» **Problem**
Make an exact copy of the records, with the images left out.

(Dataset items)
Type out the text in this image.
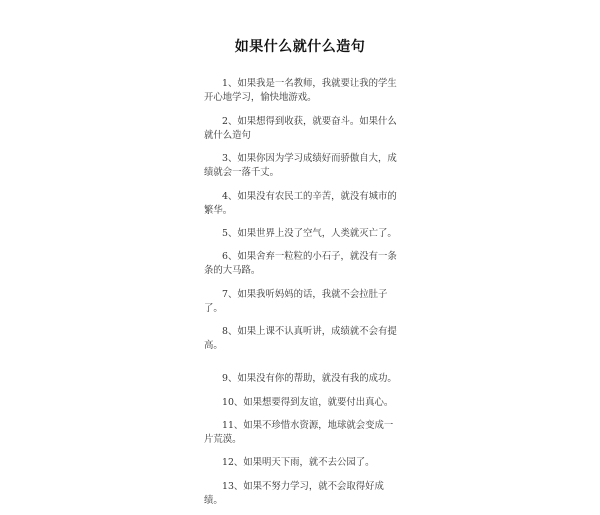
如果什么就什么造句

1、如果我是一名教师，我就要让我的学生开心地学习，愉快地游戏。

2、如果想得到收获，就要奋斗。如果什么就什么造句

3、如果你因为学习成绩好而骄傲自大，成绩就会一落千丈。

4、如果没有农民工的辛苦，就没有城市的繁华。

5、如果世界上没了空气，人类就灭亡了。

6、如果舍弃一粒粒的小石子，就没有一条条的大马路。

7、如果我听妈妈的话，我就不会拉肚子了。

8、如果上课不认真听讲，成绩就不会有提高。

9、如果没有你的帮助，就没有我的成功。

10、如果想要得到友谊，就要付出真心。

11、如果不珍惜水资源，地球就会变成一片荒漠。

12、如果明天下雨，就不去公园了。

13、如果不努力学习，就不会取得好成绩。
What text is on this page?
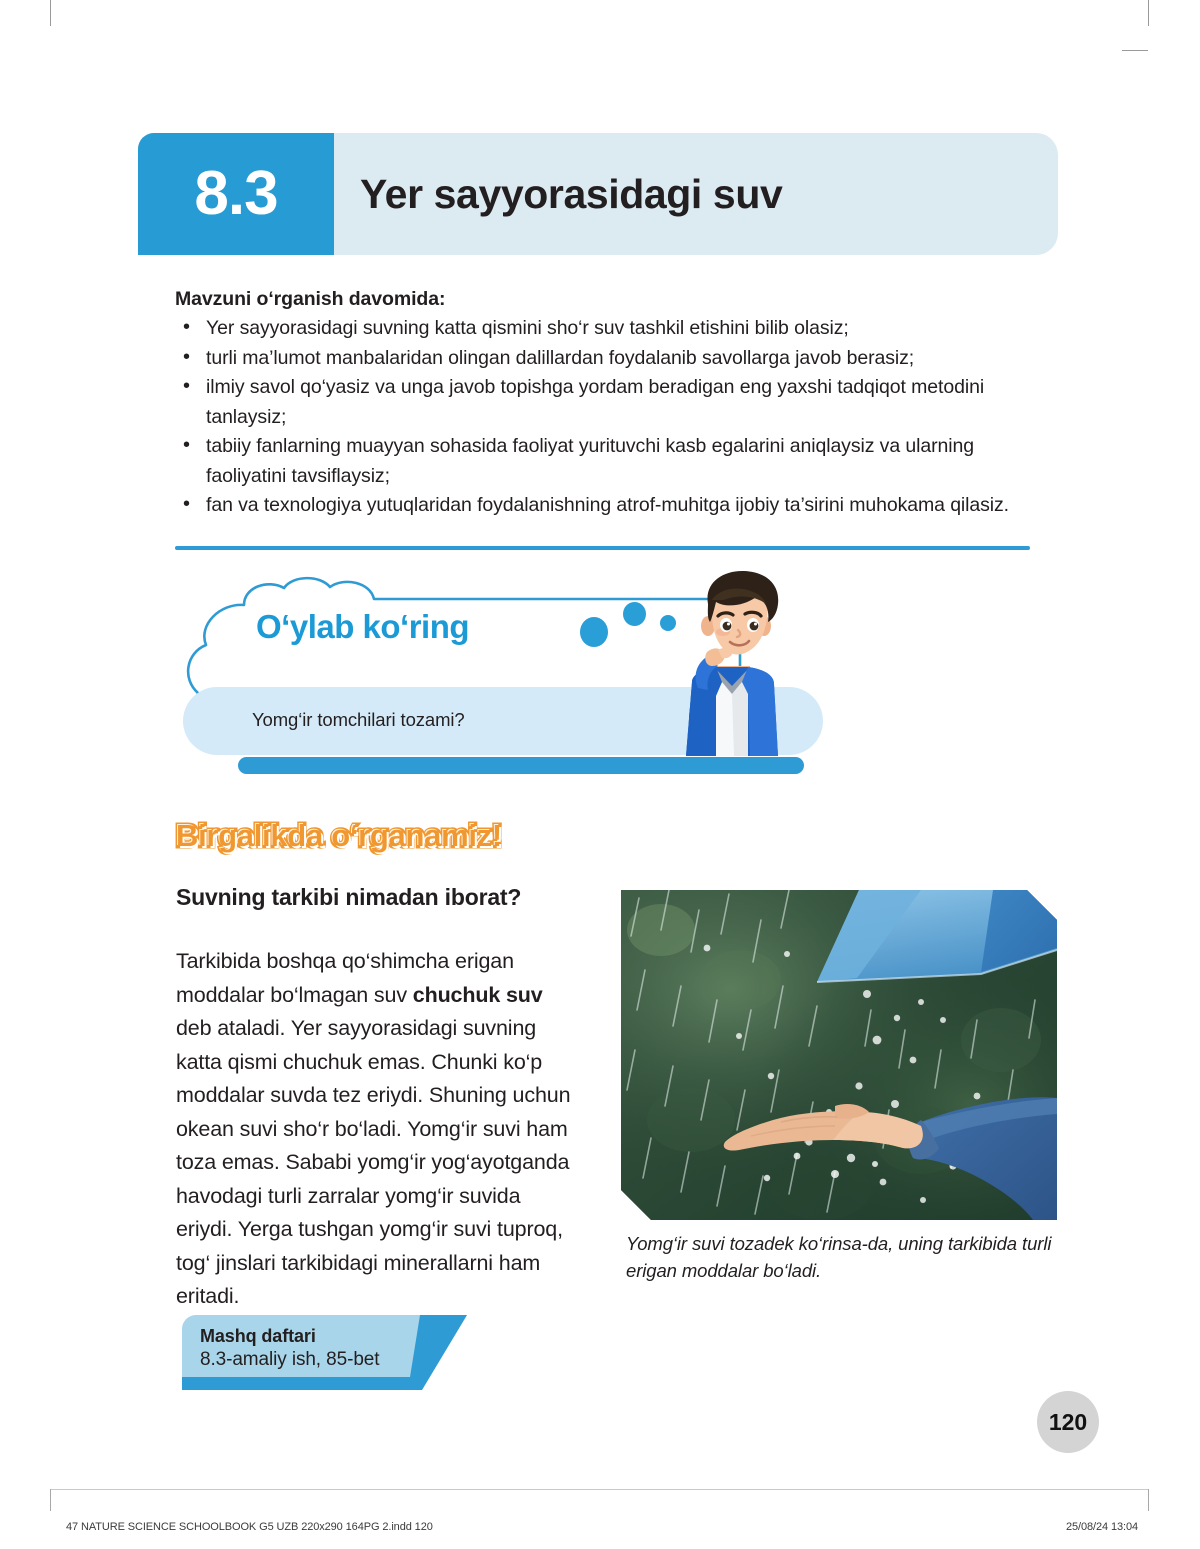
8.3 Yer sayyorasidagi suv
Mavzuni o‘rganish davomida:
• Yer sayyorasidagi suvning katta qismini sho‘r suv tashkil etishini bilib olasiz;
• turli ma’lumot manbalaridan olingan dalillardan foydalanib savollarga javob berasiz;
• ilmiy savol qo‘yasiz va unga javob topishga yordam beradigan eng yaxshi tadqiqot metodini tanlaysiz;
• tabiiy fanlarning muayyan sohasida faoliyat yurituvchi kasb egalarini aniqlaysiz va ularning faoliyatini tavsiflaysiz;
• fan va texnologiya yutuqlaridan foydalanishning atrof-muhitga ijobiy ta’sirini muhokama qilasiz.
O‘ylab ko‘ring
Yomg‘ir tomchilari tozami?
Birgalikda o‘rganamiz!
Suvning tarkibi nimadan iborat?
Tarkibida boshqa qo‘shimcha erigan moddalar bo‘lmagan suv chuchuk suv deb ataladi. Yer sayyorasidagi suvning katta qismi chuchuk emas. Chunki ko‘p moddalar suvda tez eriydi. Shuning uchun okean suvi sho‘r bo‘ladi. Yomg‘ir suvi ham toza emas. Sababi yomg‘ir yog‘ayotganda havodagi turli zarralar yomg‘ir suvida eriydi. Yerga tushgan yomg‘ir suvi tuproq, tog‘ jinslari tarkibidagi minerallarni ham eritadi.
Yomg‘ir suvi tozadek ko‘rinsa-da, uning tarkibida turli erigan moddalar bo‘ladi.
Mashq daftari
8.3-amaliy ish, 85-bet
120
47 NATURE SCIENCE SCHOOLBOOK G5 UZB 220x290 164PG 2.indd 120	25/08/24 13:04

» **Expected output**
Type out the text in this image.
如果什么就什么造句

1、如果我是一名教师，我就要让我的学生开心地学习，愉快地游戏。

2、如果想得到收获，就要奋斗。如果什么就什么造句

3、如果你因为学习成绩好而骄傲自大，成绩就会一落千丈。

4、如果没有农民工的辛苦，就没有城市的繁华。

5、如果世界上没了空气，人类就灭亡了。

6、如果舍弃一粒粒的小石子，就没有一条条的大马路。

7、如果我听妈妈的话，我就不会拉肚子了。

8、如果上课不认真听讲，成绩就不会有提高。

9、如果没有你的帮助，就没有我的成功。

10、如果想要得到友谊，就要付出真心。

11、如果不珍惜水资源，地球就会变成一片荒漠。

12、如果明天下雨，就不去公园了。

13、如果不努力学习，就不会取得好成绩。
What text is on this page?
8.3 Yer sayyorasidagi suv
Mavzuni o‘rganish davomida:
• Yer sayyorasidagi suvning katta qismini sho‘r suv tashkil etishini bilib olasiz;
• turli ma’lumot manbalaridan olingan dalillardan foydalanib savollarga javob berasiz;
• ilmiy savol qo‘yasiz va unga javob topishga yordam beradigan eng yaxshi tadqiqot metodini tanlaysiz;
• tabiiy fanlarning muayyan sohasida faoliyat yurituvchi kasb egalarini aniqlaysiz va ularning faoliyatini tavsiflaysiz;
• fan va texnologiya yutuqlaridan foydalanishning atrof-muhitga ijobiy ta’sirini muhokama qilasiz.
O‘ylab ko‘ring
Yomg‘ir tomchilari tozami?
Birgalikda o‘rganamiz!
Suvning tarkibi nimadan iborat?
Tarkibida boshqa qo‘shimcha erigan moddalar bo‘lmagan suv chuchuk suv deb ataladi. Yer sayyorasidagi suvning katta qismi chuchuk emas. Chunki ko‘p moddalar suvda tez eriydi. Shuning uchun okean suvi sho‘r bo‘ladi. Yomg‘ir suvi ham toza emas. Sababi yomg‘ir yog‘ayotganda havodagi turli zarralar yomg‘ir suvida eriydi. Yerga tushgan yomg‘ir suvi tuproq, tog‘ jinslari tarkibidagi minerallarni ham eritadi.
Yomg‘ir suvi tozadek ko‘rinsa-da, uning tarkibida turli erigan moddalar bo‘ladi.
Mashq daftari
8.3-amaliy ish, 85-bet
120
47 NATURE SCIENCE SCHOOLBOOK G5 UZB 220x290 164PG 2.indd 120	25/08/24 13:04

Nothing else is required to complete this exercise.